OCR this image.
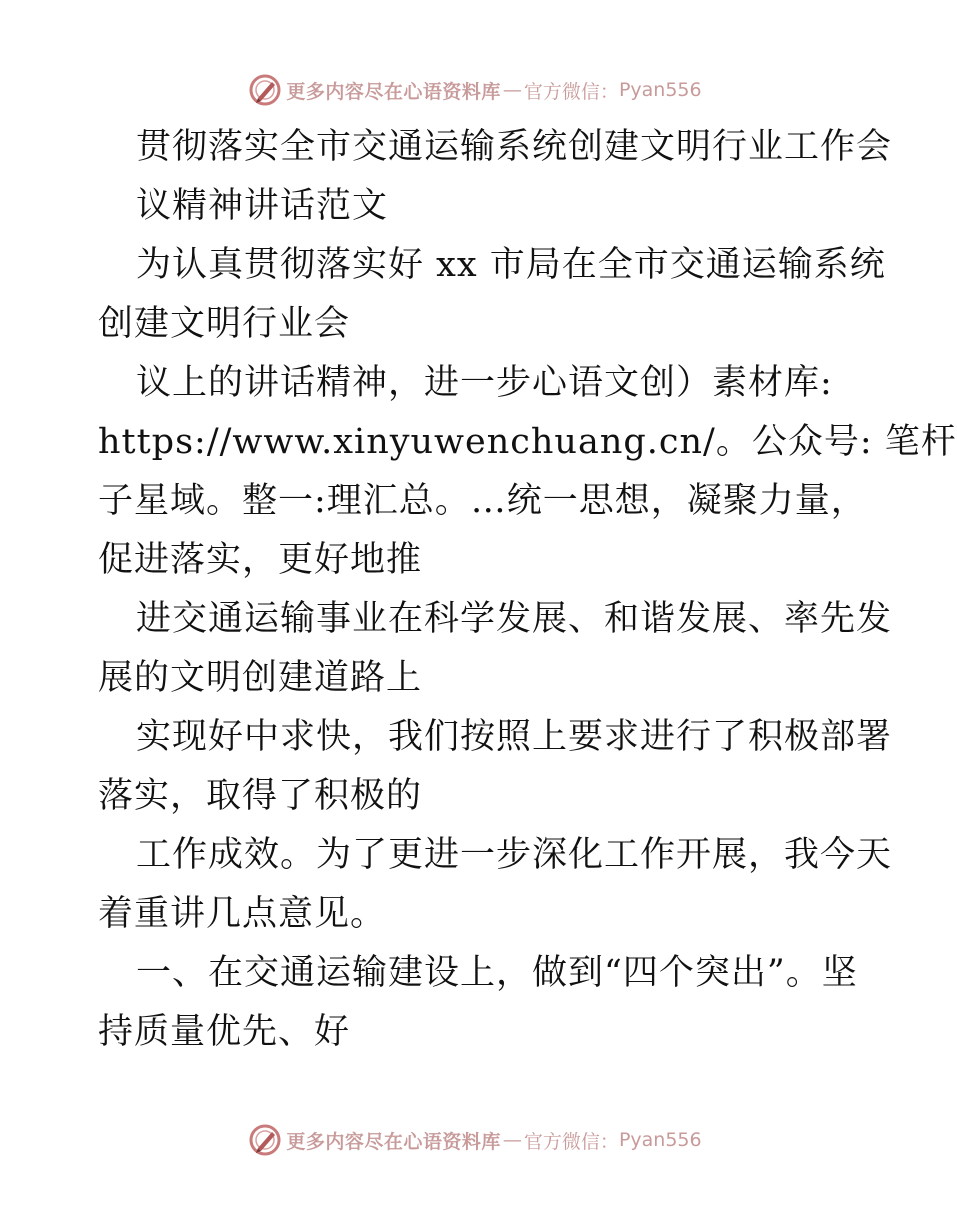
更多内容尽在心语资料库 — 官方微信： Pyan556
贯彻落实全市交通运输系统创建文明行业工作会
议精神讲话范文
为认真贯彻落实好 xx 市局在全市交通运输系统
创建文明行业会
议上的讲话精神，进一步心语文创）素材库:
https://www.xinyuwenchuang.cn/。公众号: 笔杆
子星域。整一:理汇总。…统一思想，凝聚力量，
促进落实，更好地推
进交通运输事业在科学发展、和谐发展、率先发
展的文明创建道路上
实现好中求快，我们按照上要求进行了积极部署
落实，取得了积极的
工作成效。为了更进一步深化工作开展，我今天
着重讲几点意见。
一、在交通运输建设上，做到“四个突出”。坚
持质量优先、好
更多内容尽在心语资料库 — 官方微信： Pyan556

Short problem → Extract every line of the data exactly; pictures stay out.

Solution for this problem →
OCR this image.
更多内容尽在心语资料库 — 官方微信： Pyan556
贯彻落实全市交通运输系统创建文明行业工作会
议精神讲话范文
为认真贯彻落实好 xx 市局在全市交通运输系统
创建文明行业会
议上的讲话精神，进一步心语文创）素材库:
https://www.xinyuwenchuang.cn/。公众号: 笔杆
子星域。整一:理汇总。…统一思想，凝聚力量，
促进落实，更好地推
进交通运输事业在科学发展、和谐发展、率先发
展的文明创建道路上
实现好中求快，我们按照上要求进行了积极部署
落实，取得了积极的
工作成效。为了更进一步深化工作开展，我今天
着重讲几点意见。
一、在交通运输建设上，做到“四个突出”。坚
持质量优先、好
更多内容尽在心语资料库 — 官方微信： Pyan556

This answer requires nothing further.